AIM OF THE TASK — Exclude the pictures and retype the entries as written.

RECORDS —
* Begin *
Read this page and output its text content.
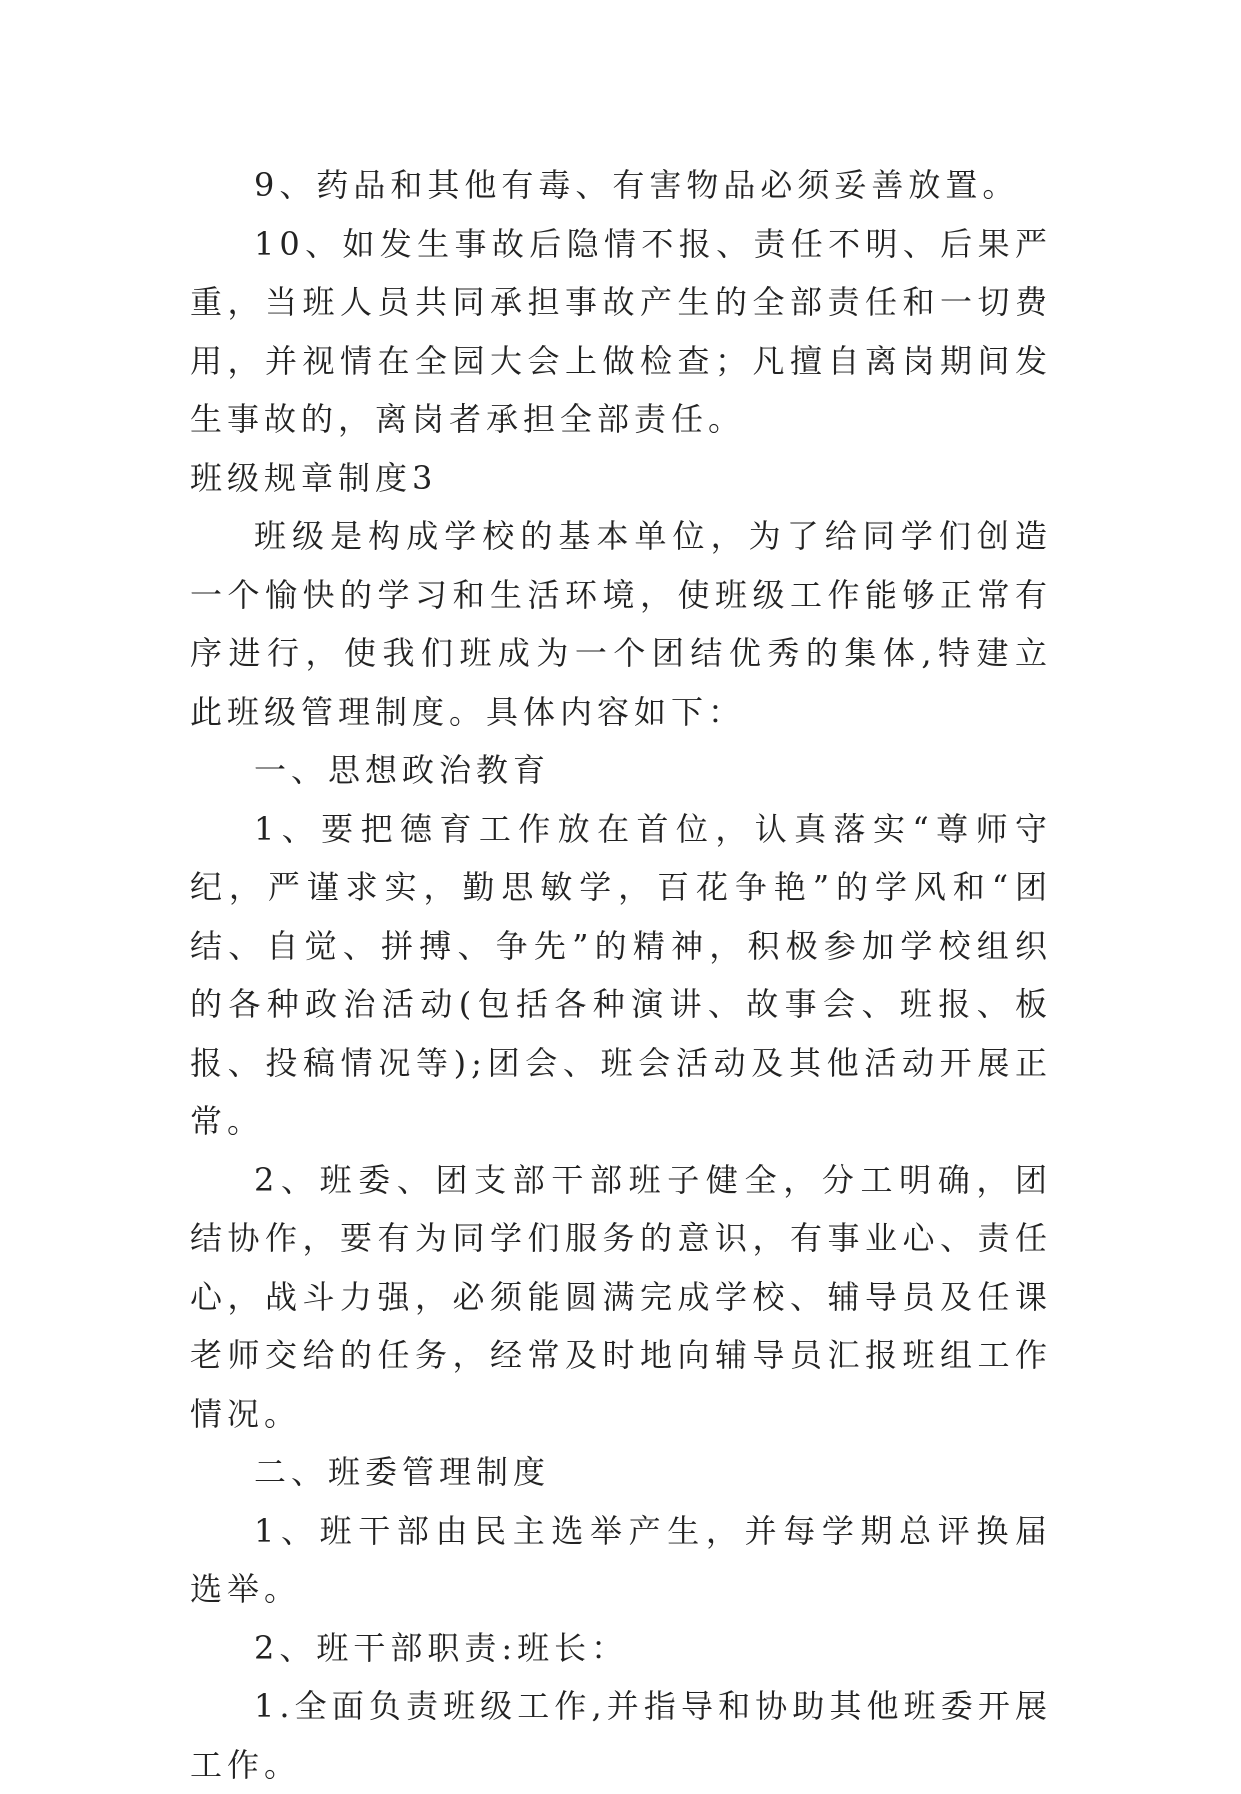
9、药品和其他有毒、有害物品必须妥善放置。

10、如发生事故后隐情不报、责任不明、后果严重，当班人员共同承担事故产生的全部责任和一切费用，并视情在全园大会上做检查；凡擅自离岗期间发生事故的，离岗者承担全部责任。

班级规章制度3

班级是构成学校的基本单位，为了给同学们创造一个愉快的学习和生活环境，使班级工作能够正常有序进行，使我们班成为一个团结优秀的集体,特建立此班级管理制度。具体内容如下：

一、思想政治教育

1、要把德育工作放在首位，认真落实“尊师守纪，严谨求实，勤思敏学，百花争艳”的学风和“团结、自觉、拼搏、争先”的精神，积极参加学校组织的各种政治活动(包括各种演讲、故事会、班报、板报、投稿情况等);团会、班会活动及其他活动开展正常。

2、班委、团支部干部班子健全，分工明确，团结协作，要有为同学们服务的意识，有事业心、责任心，战斗力强，必须能圆满完成学校、辅导员及任课老师交给的任务，经常及时地向辅导员汇报班组工作情况。

二、班委管理制度

1、班干部由民主选举产生，并每学期总评换届选举。

2、班干部职责:班长：

1.全面负责班级工作,并指导和协助其他班委开展工作。
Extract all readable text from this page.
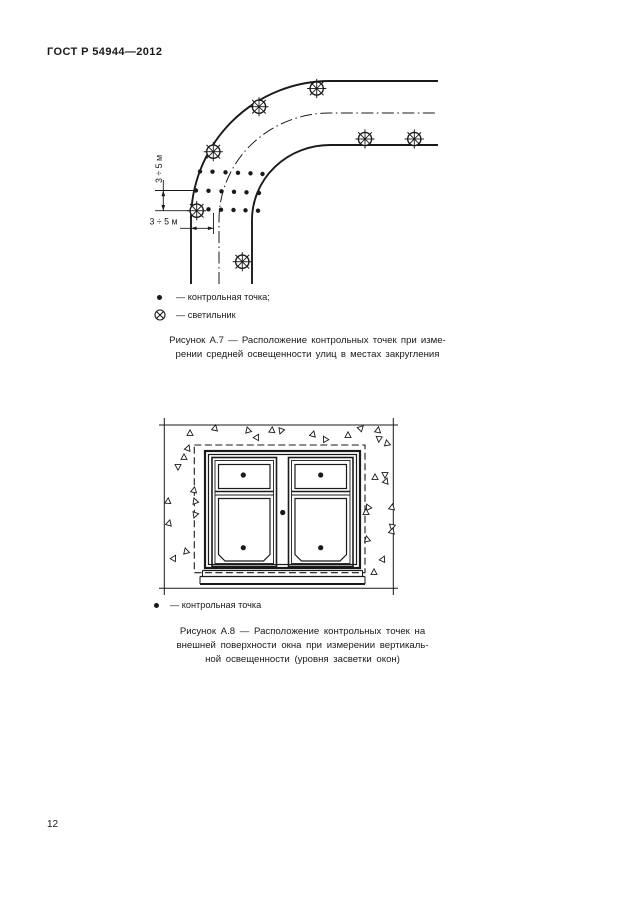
ГОСТ Р 54944—2012
3 ÷ 5 м
3 ÷ 5 м
— контрольная точка;
— светильник
Рисунок А.7 — Расположение контрольных точек при изме-
рении средней освещенности улиц в местах закругления
— контрольная точка
Рисунок А.8 — Расположение контрольных точек на
внешней поверхности окна при измерении вертикаль-
ной освещенности (уровня засветки окон)
12
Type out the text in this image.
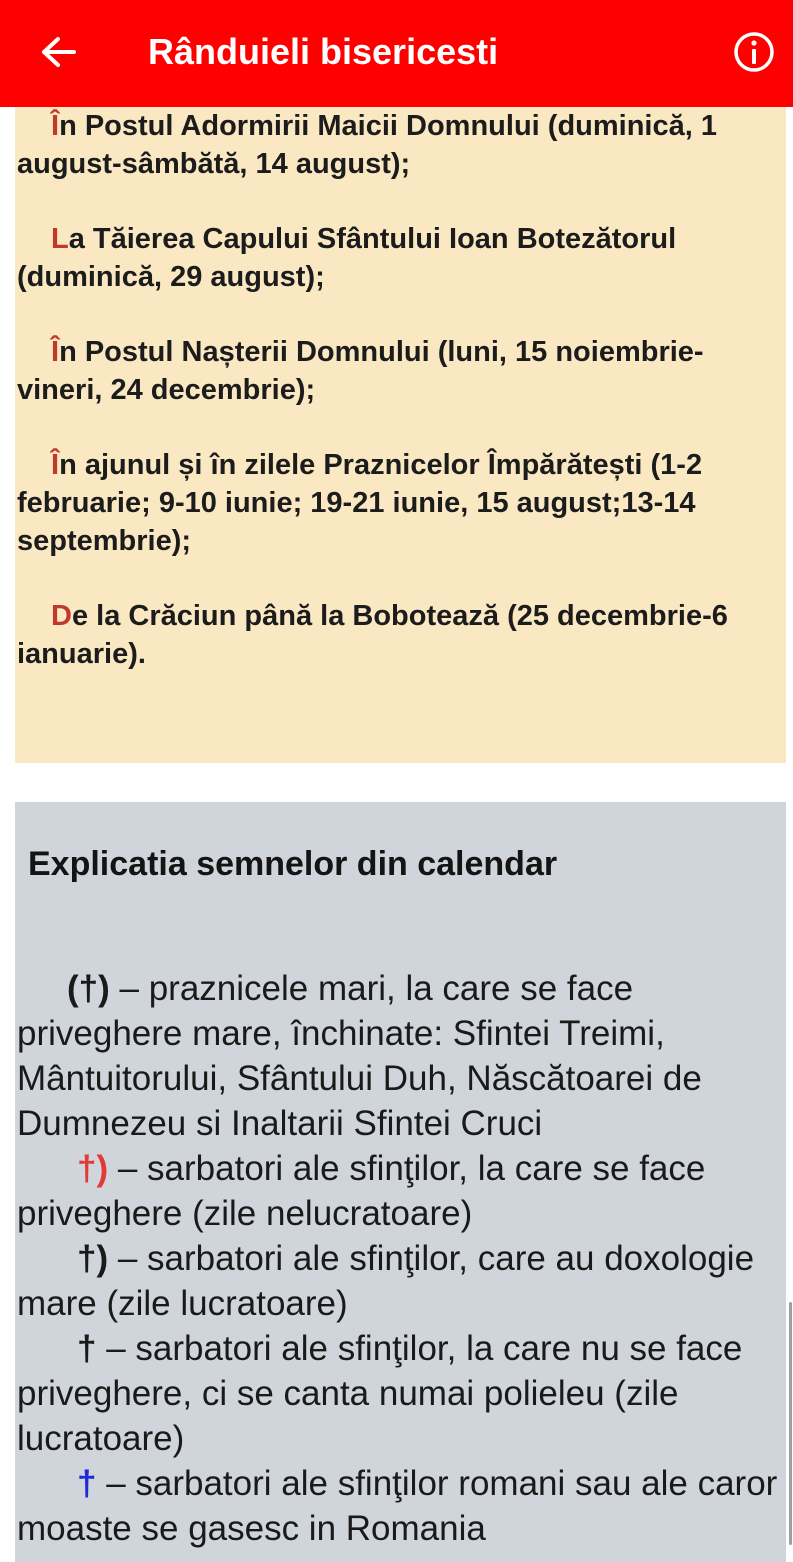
Rânduieli bisericesti
În Postul Adormirii Maicii Domnului (duminică, 1 august-sâmbătă, 14 august);
La Tăierea Capului Sfântului Ioan Botezătorul (duminică, 29 august);
În Postul Nașterii Domnului (luni, 15 noiembrie-vineri, 24 decembrie);
În ajunul și în zilele Praznicelor Împărătești (1-2 februarie; 9-10 iunie; 19-21 iunie, 15 august;13-14 septembrie);
De la Crăciun până la Bobotează (25 decembrie-6 ianuarie).
Explicatia semnelor din calendar

(†) – praznicele mari, la care se face priveghere mare, închinate: Sfintei Treimi, Mântuitorului, Sfântului Duh, Născătoarei de Dumnezeu si Inaltarii Sfintei Cruci

†) – sarbatori ale sfinţilor, la care se face priveghere (zile nelucratoare)

†) – sarbatori ale sfinţilor, care au doxologie mare (zile lucratoare)

† – sarbatori ale sfinţilor, la care nu se face priveghere, ci se canta numai polieleu (zile lucratoare)

† – sarbatori ale sfinţilor romani sau ale caror moaste se gasesc in Romania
* End *
RESPONSE TO THIS EXERCISE —
Read this page and output its text content.
9、药品和其他有毒、有害物品必须妥善放置。

10、如发生事故后隐情不报、责任不明、后果严重，当班人员共同承担事故产生的全部责任和一切费用，并视情在全园大会上做检查；凡擅自离岗期间发生事故的，离岗者承担全部责任。

班级规章制度3

班级是构成学校的基本单位，为了给同学们创造一个愉快的学习和生活环境，使班级工作能够正常有序进行，使我们班成为一个团结优秀的集体,特建立此班级管理制度。具体内容如下：

一、思想政治教育

1、要把德育工作放在首位，认真落实“尊师守纪，严谨求实，勤思敏学，百花争艳”的学风和“团结、自觉、拼搏、争先”的精神，积极参加学校组织的各种政治活动(包括各种演讲、故事会、班报、板报、投稿情况等);团会、班会活动及其他活动开展正常。

2、班委、团支部干部班子健全，分工明确，团结协作，要有为同学们服务的意识，有事业心、责任心，战斗力强，必须能圆满完成学校、辅导员及任课老师交给的任务，经常及时地向辅导员汇报班组工作情况。

二、班委管理制度

1、班干部由民主选举产生，并每学期总评换届选举。

2、班干部职责:班长：

1.全面负责班级工作,并指导和协助其他班委开展工作。
Extract all readable text from this page.
ГОСТ Р 54944—2012
3 ÷ 5 м
3 ÷ 5 м
— контрольная точка;
— светильник
Рисунок А.7 — Расположение контрольных точек при изме-
рении средней освещенности улиц в местах закругления
— контрольная точка
Рисунок А.8 — Расположение контрольных точек на
внешней поверхности окна при измерении вертикаль-
ной освещенности (уровня засветки окон)
12
Type out the text in this image.
Rânduieli bisericesti
În Postul Adormirii Maicii Domnului (duminică, 1 august-sâmbătă, 14 august);
La Tăierea Capului Sfântului Ioan Botezătorul (duminică, 29 august);
În Postul Nașterii Domnului (luni, 15 noiembrie-vineri, 24 decembrie);
În ajunul și în zilele Praznicelor Împărătești (1-2 februarie; 9-10 iunie; 19-21 iunie, 15 august;13-14 septembrie);
De la Crăciun până la Bobotează (25 decembrie-6 ianuarie).
Explicatia semnelor din calendar

(†) – praznicele mari, la care se face priveghere mare, închinate: Sfintei Treimi, Mântuitorului, Sfântului Duh, Născătoarei de Dumnezeu si Inaltarii Sfintei Cruci

†) – sarbatori ale sfinţilor, la care se face priveghere (zile nelucratoare)

†) – sarbatori ale sfinţilor, care au doxologie mare (zile lucratoare)

† – sarbatori ale sfinţilor, la care nu se face priveghere, ci se canta numai polieleu (zile lucratoare)

† – sarbatori ale sfinţilor romani sau ale caror moaste se gasesc in Romania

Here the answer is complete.